▸ RECORDS TO USE:

-----

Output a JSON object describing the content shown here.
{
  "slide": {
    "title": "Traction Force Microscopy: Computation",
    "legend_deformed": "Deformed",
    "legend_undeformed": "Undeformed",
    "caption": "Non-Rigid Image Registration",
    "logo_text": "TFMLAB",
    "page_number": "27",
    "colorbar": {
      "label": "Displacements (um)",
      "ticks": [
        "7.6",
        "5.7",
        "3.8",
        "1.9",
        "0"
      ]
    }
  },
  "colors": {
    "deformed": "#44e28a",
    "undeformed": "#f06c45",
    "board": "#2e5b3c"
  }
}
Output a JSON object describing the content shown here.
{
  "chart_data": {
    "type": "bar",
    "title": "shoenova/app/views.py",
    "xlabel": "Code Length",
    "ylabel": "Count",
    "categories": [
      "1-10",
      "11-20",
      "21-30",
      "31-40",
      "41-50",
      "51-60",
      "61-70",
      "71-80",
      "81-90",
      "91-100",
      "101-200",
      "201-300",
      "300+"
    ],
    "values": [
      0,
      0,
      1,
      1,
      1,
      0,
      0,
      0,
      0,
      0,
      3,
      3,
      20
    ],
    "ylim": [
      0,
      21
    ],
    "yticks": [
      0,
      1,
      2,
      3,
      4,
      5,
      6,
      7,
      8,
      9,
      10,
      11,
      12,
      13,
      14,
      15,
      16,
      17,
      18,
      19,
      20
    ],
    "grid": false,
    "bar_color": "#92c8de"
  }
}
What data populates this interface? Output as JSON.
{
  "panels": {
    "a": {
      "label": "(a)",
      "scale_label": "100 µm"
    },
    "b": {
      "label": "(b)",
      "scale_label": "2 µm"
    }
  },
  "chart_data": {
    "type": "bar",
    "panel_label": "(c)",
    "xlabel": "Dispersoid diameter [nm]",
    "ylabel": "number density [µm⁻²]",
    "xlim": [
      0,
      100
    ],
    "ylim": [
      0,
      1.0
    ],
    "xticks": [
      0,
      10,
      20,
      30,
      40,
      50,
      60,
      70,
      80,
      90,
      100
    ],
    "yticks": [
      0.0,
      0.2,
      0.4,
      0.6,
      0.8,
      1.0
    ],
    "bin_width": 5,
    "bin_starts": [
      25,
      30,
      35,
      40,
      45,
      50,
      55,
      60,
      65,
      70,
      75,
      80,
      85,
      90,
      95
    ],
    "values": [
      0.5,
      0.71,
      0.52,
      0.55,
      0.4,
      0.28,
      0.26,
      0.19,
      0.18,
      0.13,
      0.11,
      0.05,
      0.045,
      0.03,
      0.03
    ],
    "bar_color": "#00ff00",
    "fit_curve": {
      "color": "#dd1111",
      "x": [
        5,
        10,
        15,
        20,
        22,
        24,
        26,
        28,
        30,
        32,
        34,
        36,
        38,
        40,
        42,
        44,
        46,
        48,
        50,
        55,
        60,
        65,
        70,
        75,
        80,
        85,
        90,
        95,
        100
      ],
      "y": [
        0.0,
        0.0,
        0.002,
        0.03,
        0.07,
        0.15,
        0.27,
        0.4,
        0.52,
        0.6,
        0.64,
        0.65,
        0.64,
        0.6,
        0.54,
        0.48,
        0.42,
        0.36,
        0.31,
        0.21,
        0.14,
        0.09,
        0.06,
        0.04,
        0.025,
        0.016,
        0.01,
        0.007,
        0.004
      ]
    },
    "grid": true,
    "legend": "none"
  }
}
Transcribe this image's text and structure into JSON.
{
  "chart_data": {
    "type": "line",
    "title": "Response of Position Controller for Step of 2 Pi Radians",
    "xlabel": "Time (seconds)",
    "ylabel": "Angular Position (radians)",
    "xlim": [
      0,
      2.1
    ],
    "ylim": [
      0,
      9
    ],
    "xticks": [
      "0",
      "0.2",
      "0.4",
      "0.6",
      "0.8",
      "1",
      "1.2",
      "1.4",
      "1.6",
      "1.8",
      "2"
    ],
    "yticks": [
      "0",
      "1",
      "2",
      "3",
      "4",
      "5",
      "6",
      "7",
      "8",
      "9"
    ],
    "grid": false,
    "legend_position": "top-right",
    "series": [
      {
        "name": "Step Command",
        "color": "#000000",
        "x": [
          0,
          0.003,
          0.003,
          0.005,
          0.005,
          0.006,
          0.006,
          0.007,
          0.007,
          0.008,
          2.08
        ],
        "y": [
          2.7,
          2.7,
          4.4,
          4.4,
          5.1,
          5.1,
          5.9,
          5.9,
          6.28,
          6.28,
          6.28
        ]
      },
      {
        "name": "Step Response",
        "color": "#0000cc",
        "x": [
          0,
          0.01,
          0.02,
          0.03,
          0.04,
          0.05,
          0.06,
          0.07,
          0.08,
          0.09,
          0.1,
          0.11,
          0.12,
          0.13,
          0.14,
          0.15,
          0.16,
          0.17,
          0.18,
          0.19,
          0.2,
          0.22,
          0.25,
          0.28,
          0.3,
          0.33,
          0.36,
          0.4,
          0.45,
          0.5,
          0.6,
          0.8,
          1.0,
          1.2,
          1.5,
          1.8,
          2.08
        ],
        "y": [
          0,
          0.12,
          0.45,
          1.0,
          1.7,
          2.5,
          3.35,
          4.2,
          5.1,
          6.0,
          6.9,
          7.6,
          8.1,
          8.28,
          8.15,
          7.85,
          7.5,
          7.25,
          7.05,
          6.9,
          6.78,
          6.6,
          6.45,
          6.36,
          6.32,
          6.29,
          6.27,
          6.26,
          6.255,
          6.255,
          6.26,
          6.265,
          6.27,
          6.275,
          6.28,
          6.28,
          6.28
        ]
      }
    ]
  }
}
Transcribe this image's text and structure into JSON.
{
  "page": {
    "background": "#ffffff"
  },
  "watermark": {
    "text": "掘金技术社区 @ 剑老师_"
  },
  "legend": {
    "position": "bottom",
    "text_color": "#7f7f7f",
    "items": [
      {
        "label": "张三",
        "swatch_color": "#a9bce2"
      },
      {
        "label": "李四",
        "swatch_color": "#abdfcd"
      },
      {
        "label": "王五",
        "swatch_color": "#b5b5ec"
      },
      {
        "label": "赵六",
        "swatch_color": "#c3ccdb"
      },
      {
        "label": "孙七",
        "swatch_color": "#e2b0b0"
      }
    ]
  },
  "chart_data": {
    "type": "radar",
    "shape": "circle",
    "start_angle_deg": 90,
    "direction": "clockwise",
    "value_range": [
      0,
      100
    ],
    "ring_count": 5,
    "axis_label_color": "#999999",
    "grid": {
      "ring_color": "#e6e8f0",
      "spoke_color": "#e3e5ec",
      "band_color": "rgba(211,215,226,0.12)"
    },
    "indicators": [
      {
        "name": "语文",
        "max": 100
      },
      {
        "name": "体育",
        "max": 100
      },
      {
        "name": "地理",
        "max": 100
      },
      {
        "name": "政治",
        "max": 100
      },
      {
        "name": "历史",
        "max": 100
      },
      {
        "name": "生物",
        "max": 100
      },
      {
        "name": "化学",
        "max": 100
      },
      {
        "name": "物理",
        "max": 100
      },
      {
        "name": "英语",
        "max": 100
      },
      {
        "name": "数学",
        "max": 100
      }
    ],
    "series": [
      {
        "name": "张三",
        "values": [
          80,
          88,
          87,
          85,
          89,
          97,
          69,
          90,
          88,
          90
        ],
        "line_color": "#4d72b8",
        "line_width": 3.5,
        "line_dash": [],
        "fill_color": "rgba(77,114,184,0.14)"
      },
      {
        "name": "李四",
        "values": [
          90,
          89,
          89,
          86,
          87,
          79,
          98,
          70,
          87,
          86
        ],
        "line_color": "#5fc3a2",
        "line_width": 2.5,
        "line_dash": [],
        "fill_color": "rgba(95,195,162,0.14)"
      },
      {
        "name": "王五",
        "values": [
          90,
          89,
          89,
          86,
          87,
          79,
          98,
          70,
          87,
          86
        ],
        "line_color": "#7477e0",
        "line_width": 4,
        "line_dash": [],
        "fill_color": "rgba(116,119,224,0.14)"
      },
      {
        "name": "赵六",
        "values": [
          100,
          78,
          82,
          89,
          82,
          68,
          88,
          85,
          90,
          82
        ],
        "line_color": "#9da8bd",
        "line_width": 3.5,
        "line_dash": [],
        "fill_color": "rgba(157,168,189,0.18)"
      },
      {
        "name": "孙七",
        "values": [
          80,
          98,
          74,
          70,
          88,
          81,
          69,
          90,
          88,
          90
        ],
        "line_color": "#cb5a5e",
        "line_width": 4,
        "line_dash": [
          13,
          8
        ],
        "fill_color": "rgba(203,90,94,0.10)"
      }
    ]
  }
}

-----

▸ WHAT THE TASK ASKS: Copy all lines from the listing that contain "xlabel".

▸ EXERCISE RESPONSE:
    "xlabel": "Code Length",
    "xlabel": "Dispersoid diameter [nm]",
    "xlabel": "Time (seconds)",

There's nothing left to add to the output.